PROBLEM TO SOLVE:
Skip the pictures and repeat each line of the data exactly.

* START RECORDS SHOWN *

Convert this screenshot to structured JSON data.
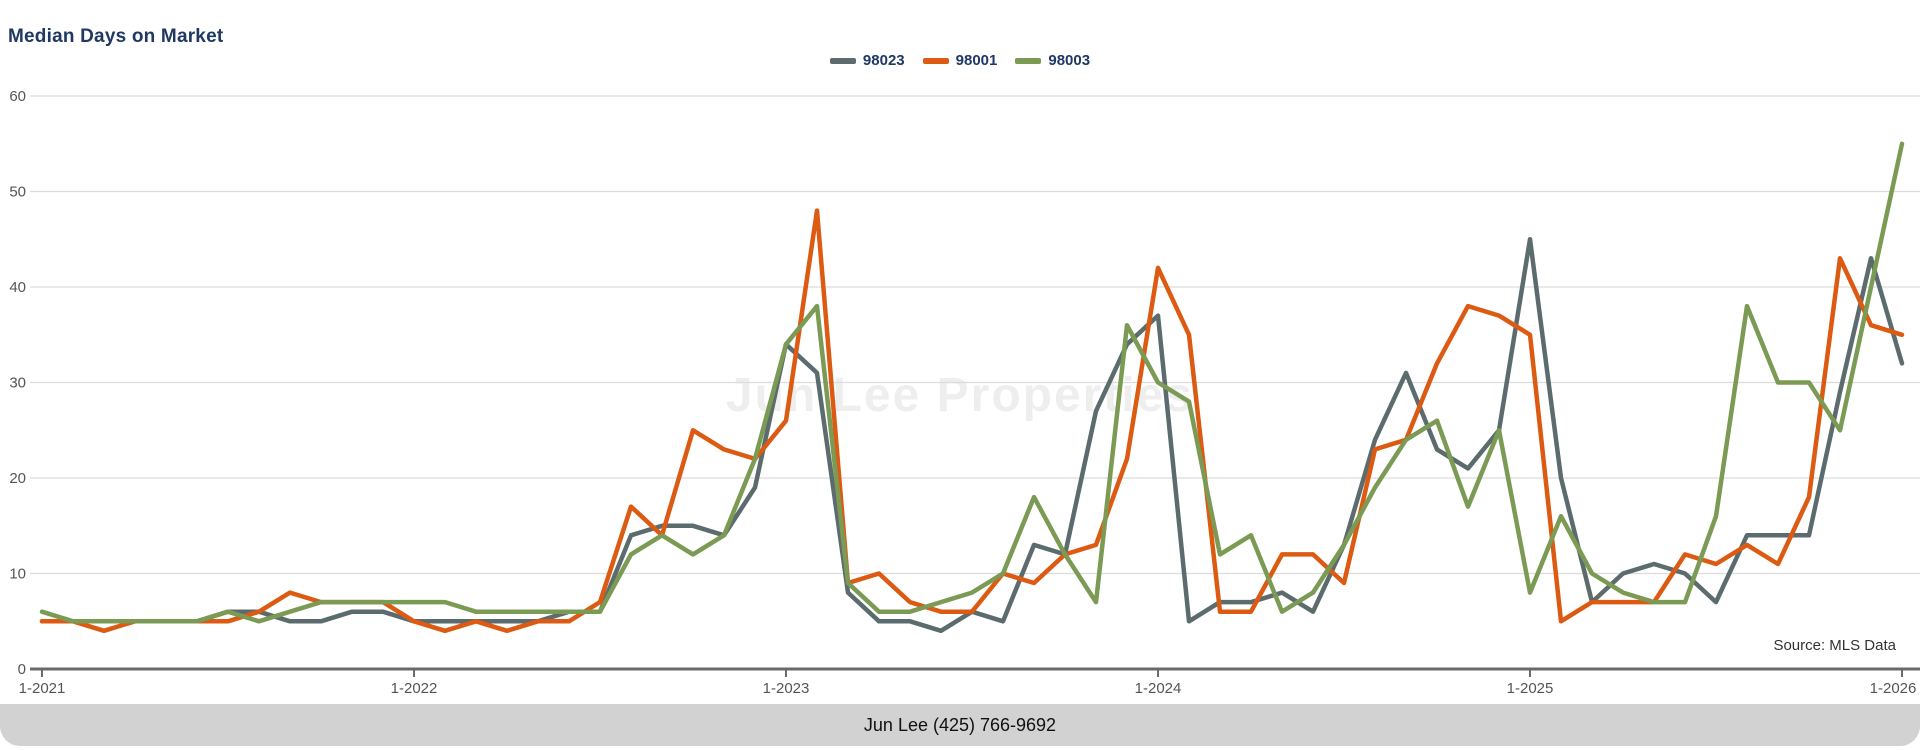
{
  "title": "Median Days on Market",
  "watermark": "Jun Lee Properties",
  "source_note": "Source: MLS Data",
  "footer": "Jun Lee (425) 766-9692",
  "colors": {
    "title": "#1F3864",
    "axis": "#6a6a6a",
    "gridline": "#dcdcdc",
    "tick_label": "#555555",
    "footer_bg": "#d2d2d2",
    "series_98023": "#5B6B6E",
    "series_98001": "#DC5A12",
    "series_98003": "#7B9A54"
  },
  "legend": [
    {
      "label": "98023",
      "color": "#5B6B6E"
    },
    {
      "label": "98001",
      "color": "#DC5A12"
    },
    {
      "label": "98003",
      "color": "#7B9A54"
    }
  ],
  "chart_data": {
    "type": "line",
    "title": "Median Days on Market",
    "xlabel": "",
    "ylabel": "",
    "x_unit": "month",
    "x_start": "1-2021",
    "x_end": "1-2026",
    "n_points": 61,
    "x_tick_labels": [
      "1-2021",
      "1-2022",
      "1-2023",
      "1-2024",
      "1-2025",
      "1-2026"
    ],
    "x_tick_indices": [
      0,
      12,
      24,
      36,
      48,
      60
    ],
    "y_ticks": [
      0,
      10,
      20,
      30,
      40,
      50,
      60
    ],
    "ylim": [
      0,
      60
    ],
    "grid": "horizontal",
    "legend_position": "top-center",
    "series": [
      {
        "name": "98023",
        "color": "#5B6B6E",
        "values": [
          5,
          5,
          5,
          5,
          5,
          5,
          6,
          6,
          5,
          5,
          6,
          6,
          5,
          5,
          5,
          5,
          5,
          6,
          6,
          14,
          15,
          15,
          14,
          19,
          34,
          31,
          8,
          5,
          5,
          4,
          6,
          5,
          13,
          12,
          27,
          34,
          37,
          5,
          7,
          7,
          8,
          6,
          13,
          24,
          31,
          23,
          21,
          25,
          45,
          20,
          7,
          10,
          11,
          10,
          7,
          14,
          14,
          14,
          29,
          43,
          32
        ]
      },
      {
        "name": "98001",
        "color": "#DC5A12",
        "values": [
          5,
          5,
          4,
          5,
          5,
          5,
          5,
          6,
          8,
          7,
          7,
          7,
          5,
          4,
          5,
          4,
          5,
          5,
          7,
          17,
          14,
          25,
          23,
          22,
          26,
          48,
          9,
          10,
          7,
          6,
          6,
          10,
          9,
          12,
          13,
          22,
          42,
          35,
          6,
          6,
          12,
          12,
          9,
          23,
          24,
          32,
          38,
          37,
          35,
          5,
          7,
          7,
          7,
          12,
          11,
          13,
          11,
          18,
          43,
          36,
          35
        ]
      },
      {
        "name": "98003",
        "color": "#7B9A54",
        "values": [
          6,
          5,
          5,
          5,
          5,
          5,
          6,
          5,
          6,
          7,
          7,
          7,
          7,
          7,
          6,
          6,
          6,
          6,
          6,
          12,
          14,
          12,
          14,
          22,
          34,
          38,
          9,
          6,
          6,
          7,
          8,
          10,
          18,
          12,
          7,
          36,
          30,
          28,
          12,
          14,
          6,
          8,
          13,
          19,
          24,
          26,
          17,
          25,
          8,
          16,
          10,
          8,
          7,
          7,
          16,
          38,
          30,
          30,
          25,
          40,
          55
        ]
      }
    ]
  }
}
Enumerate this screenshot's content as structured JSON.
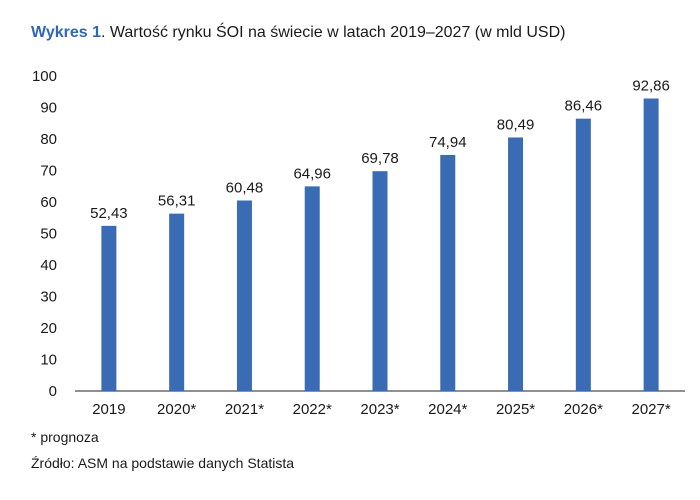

* END RECORDS SHOWN *

PROBLEM SOLUTION:
Convert this screenshot to structured JSON data.
{
  "title": "Median Days on Market",
  "watermark": "Jun Lee Properties",
  "source_note": "Source: MLS Data",
  "footer": "Jun Lee (425) 766-9692",
  "colors": {
    "title": "#1F3864",
    "axis": "#6a6a6a",
    "gridline": "#dcdcdc",
    "tick_label": "#555555",
    "footer_bg": "#d2d2d2",
    "series_98023": "#5B6B6E",
    "series_98001": "#DC5A12",
    "series_98003": "#7B9A54"
  },
  "legend": [
    {
      "label": "98023",
      "color": "#5B6B6E"
    },
    {
      "label": "98001",
      "color": "#DC5A12"
    },
    {
      "label": "98003",
      "color": "#7B9A54"
    }
  ],
  "chart_data": {
    "type": "line",
    "title": "Median Days on Market",
    "xlabel": "",
    "ylabel": "",
    "x_unit": "month",
    "x_start": "1-2021",
    "x_end": "1-2026",
    "n_points": 61,
    "x_tick_labels": [
      "1-2021",
      "1-2022",
      "1-2023",
      "1-2024",
      "1-2025",
      "1-2026"
    ],
    "x_tick_indices": [
      0,
      12,
      24,
      36,
      48,
      60
    ],
    "y_ticks": [
      0,
      10,
      20,
      30,
      40,
      50,
      60
    ],
    "ylim": [
      0,
      60
    ],
    "grid": "horizontal",
    "legend_position": "top-center",
    "series": [
      {
        "name": "98023",
        "color": "#5B6B6E",
        "values": [
          5,
          5,
          5,
          5,
          5,
          5,
          6,
          6,
          5,
          5,
          6,
          6,
          5,
          5,
          5,
          5,
          5,
          6,
          6,
          14,
          15,
          15,
          14,
          19,
          34,
          31,
          8,
          5,
          5,
          4,
          6,
          5,
          13,
          12,
          27,
          34,
          37,
          5,
          7,
          7,
          8,
          6,
          13,
          24,
          31,
          23,
          21,
          25,
          45,
          20,
          7,
          10,
          11,
          10,
          7,
          14,
          14,
          14,
          29,
          43,
          32
        ]
      },
      {
        "name": "98001",
        "color": "#DC5A12",
        "values": [
          5,
          5,
          4,
          5,
          5,
          5,
          5,
          6,
          8,
          7,
          7,
          7,
          5,
          4,
          5,
          4,
          5,
          5,
          7,
          17,
          14,
          25,
          23,
          22,
          26,
          48,
          9,
          10,
          7,
          6,
          6,
          10,
          9,
          12,
          13,
          22,
          42,
          35,
          6,
          6,
          12,
          12,
          9,
          23,
          24,
          32,
          38,
          37,
          35,
          5,
          7,
          7,
          7,
          12,
          11,
          13,
          11,
          18,
          43,
          36,
          35
        ]
      },
      {
        "name": "98003",
        "color": "#7B9A54",
        "values": [
          6,
          5,
          5,
          5,
          5,
          5,
          6,
          5,
          6,
          7,
          7,
          7,
          7,
          7,
          6,
          6,
          6,
          6,
          6,
          12,
          14,
          12,
          14,
          22,
          34,
          38,
          9,
          6,
          6,
          7,
          8,
          10,
          18,
          12,
          7,
          36,
          30,
          28,
          12,
          14,
          6,
          8,
          13,
          19,
          24,
          26,
          17,
          25,
          8,
          16,
          10,
          8,
          7,
          7,
          16,
          38,
          30,
          30,
          25,
          40,
          55
        ]
      }
    ]
  }
}
Enumerate this screenshot's content as structured JSON.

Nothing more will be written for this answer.